## Working data:
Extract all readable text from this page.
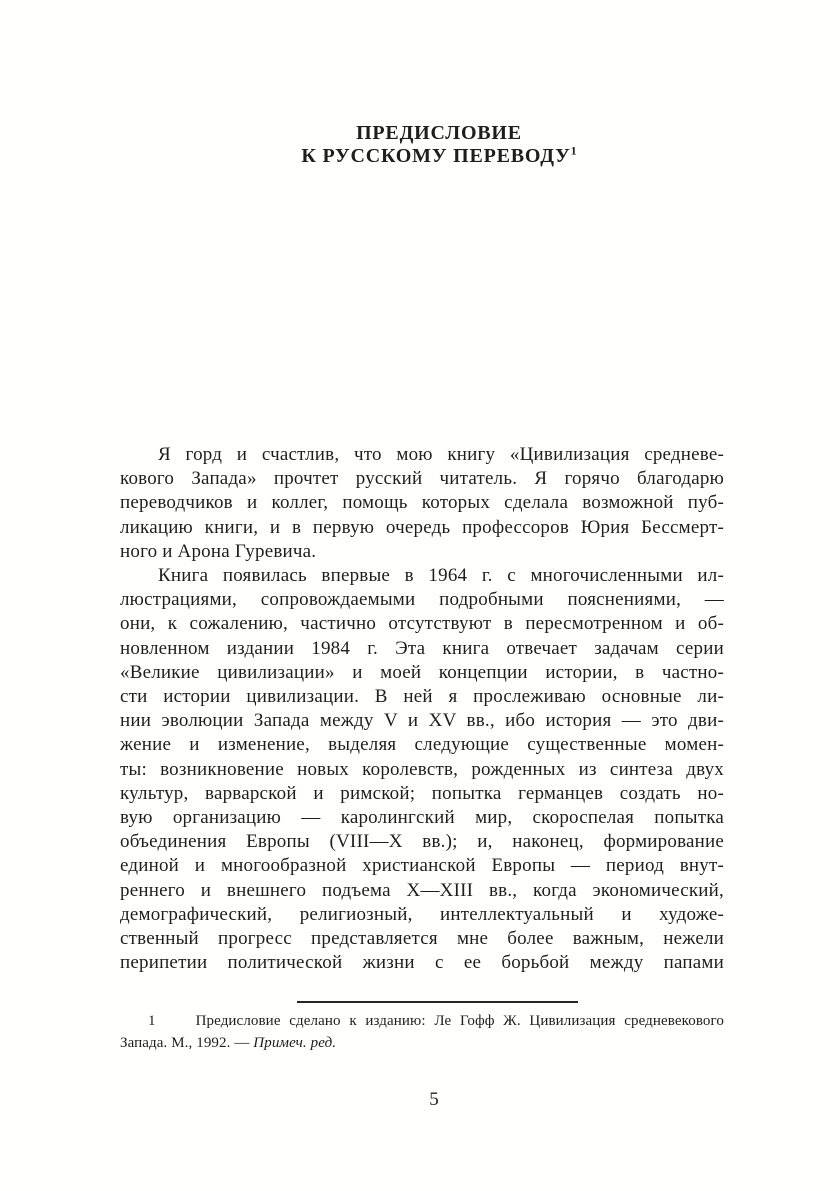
ПРЕДИСЛОВИЕ
К РУССКОМУ ПЕРЕВОДУ$^1$
Я горд и счастлив, что мою книгу «Цивилизация средневе-
кового Запада» прочтет русский читатель. Я горячо благодарю
переводчиков и коллег, помощь которых сделала возможной пуб-
ликацию книги, и в первую очередь профессоров Юрия Бессмерт-
ного и Арона Гуревича.
Книга появилась впервые в 1964 г. с многочисленными ил-
люстрациями, сопровождаемыми подробными пояснениями, —
они, к сожалению, частично отсутствуют в пересмотренном и об-
новленном издании 1984 г. Эта книга отвечает задачам серии
«Великие цивилизации» и моей концепции истории, в частно-
сти истории цивилизации. В ней я прослеживаю основные ли-
нии эволюции Запада между V и XV вв., ибо история — это дви-
жение и изменение, выделяя следующие существенные момен-
ты: возникновение новых королевств, рожденных из синтеза двух
культур, варварской и римской; попытка германцев создать но-
вую организацию — каролингский мир, скороспелая попытка
объединения Европы (VIII—X вв.); и, наконец, формирование
единой и многообразной христианской Европы — период внут-
реннего и внешнего подъема X—XIII вв., когда экономический,
демографический, религиозный, интеллектуальный и художе-
ственный прогресс представляется мне более важным, нежели
перипетии политической жизни с ее борьбой между папами
1	Предисловие сделано к изданию: Ле Гофф Ж. Цивилизация средневекового
Запада. М., 1992. — Примеч. ред.
5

## Exercise prompt:
Copy out all the records exactly, excluding pictures.

## Final answer:
Extract all readable text from this page.
ПРЕДИСЛОВИЕ
К РУССКОМУ ПЕРЕВОДУ$^1$
Я горд и счастлив, что мою книгу «Цивилизация средневе-
кового Запада» прочтет русский читатель. Я горячо благодарю
переводчиков и коллег, помощь которых сделала возможной пуб-
ликацию книги, и в первую очередь профессоров Юрия Бессмерт-
ного и Арона Гуревича.
Книга появилась впервые в 1964 г. с многочисленными ил-
люстрациями, сопровождаемыми подробными пояснениями, —
они, к сожалению, частично отсутствуют в пересмотренном и об-
новленном издании 1984 г. Эта книга отвечает задачам серии
«Великие цивилизации» и моей концепции истории, в частно-
сти истории цивилизации. В ней я прослеживаю основные ли-
нии эволюции Запада между V и XV вв., ибо история — это дви-
жение и изменение, выделяя следующие существенные момен-
ты: возникновение новых королевств, рожденных из синтеза двух
культур, варварской и римской; попытка германцев создать но-
вую организацию — каролингский мир, скороспелая попытка
объединения Европы (VIII—X вв.); и, наконец, формирование
единой и многообразной христианской Европы — период внут-
реннего и внешнего подъема X—XIII вв., когда экономический,
демографический, религиозный, интеллектуальный и художе-
ственный прогресс представляется мне более важным, нежели
перипетии политической жизни с ее борьбой между папами
1	Предисловие сделано к изданию: Ле Гофф Ж. Цивилизация средневекового
Запада. М., 1992. — Примеч. ред.
5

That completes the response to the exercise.